[Dataset records]
[Begin]

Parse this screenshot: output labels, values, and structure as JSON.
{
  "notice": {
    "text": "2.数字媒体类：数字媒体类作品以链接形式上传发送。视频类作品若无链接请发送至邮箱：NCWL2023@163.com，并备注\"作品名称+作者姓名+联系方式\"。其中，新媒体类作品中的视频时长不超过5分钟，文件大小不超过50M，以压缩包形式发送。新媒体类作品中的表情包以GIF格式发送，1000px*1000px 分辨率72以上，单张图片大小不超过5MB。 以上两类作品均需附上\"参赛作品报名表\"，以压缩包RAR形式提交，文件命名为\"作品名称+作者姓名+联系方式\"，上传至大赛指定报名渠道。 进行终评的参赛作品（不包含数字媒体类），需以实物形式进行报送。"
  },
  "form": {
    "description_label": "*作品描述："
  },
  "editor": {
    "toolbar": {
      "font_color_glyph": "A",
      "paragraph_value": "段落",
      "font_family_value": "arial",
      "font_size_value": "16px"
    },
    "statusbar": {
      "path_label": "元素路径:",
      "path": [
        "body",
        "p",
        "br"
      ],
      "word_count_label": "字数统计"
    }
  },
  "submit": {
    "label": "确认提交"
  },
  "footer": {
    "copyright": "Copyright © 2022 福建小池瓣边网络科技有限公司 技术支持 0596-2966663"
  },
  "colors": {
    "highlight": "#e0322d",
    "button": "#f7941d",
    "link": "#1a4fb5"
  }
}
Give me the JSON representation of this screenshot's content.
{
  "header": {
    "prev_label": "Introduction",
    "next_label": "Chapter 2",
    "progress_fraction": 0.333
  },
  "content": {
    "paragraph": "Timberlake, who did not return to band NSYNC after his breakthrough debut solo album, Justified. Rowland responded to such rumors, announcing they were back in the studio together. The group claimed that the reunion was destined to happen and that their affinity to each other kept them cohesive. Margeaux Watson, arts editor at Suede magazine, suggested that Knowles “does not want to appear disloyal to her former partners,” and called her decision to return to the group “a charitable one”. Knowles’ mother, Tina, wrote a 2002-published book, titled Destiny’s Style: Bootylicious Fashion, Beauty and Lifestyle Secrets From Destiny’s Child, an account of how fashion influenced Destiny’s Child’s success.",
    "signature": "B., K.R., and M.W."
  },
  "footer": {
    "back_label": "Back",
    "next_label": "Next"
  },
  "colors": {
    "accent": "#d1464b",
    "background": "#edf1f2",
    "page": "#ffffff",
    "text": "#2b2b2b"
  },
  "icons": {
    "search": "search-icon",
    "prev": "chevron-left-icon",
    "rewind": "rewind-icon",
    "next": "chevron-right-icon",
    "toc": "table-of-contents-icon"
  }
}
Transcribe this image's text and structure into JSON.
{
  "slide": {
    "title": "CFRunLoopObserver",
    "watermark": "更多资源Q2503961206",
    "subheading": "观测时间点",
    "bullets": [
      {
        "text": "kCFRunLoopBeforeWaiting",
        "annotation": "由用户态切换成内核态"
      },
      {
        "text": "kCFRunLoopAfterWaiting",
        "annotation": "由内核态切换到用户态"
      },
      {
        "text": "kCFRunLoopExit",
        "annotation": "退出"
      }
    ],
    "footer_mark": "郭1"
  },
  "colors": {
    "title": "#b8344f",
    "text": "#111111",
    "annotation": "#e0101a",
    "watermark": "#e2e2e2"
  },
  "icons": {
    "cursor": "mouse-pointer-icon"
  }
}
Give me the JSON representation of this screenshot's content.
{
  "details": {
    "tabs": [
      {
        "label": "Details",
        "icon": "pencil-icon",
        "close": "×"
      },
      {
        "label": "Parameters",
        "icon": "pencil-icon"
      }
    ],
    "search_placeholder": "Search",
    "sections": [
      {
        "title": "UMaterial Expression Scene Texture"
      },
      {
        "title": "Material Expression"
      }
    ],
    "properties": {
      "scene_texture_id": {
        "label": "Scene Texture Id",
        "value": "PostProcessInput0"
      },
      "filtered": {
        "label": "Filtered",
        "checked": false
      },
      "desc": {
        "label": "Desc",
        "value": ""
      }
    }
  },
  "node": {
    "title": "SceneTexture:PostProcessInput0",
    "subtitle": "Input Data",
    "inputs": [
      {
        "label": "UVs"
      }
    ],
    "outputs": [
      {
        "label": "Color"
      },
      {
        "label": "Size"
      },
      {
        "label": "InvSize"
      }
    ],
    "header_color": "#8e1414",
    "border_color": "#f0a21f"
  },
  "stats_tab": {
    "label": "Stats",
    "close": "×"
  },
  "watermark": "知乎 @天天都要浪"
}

[End]

## The request
Go through the listing above and locate each line that holds the word "annotation". Copy those lines.

## The solution
        "annotation": "由用户态切换成内核态"
        "annotation": "由内核态切换到用户态"
        "annotation": "退出"
    "annotation": "#e0101a",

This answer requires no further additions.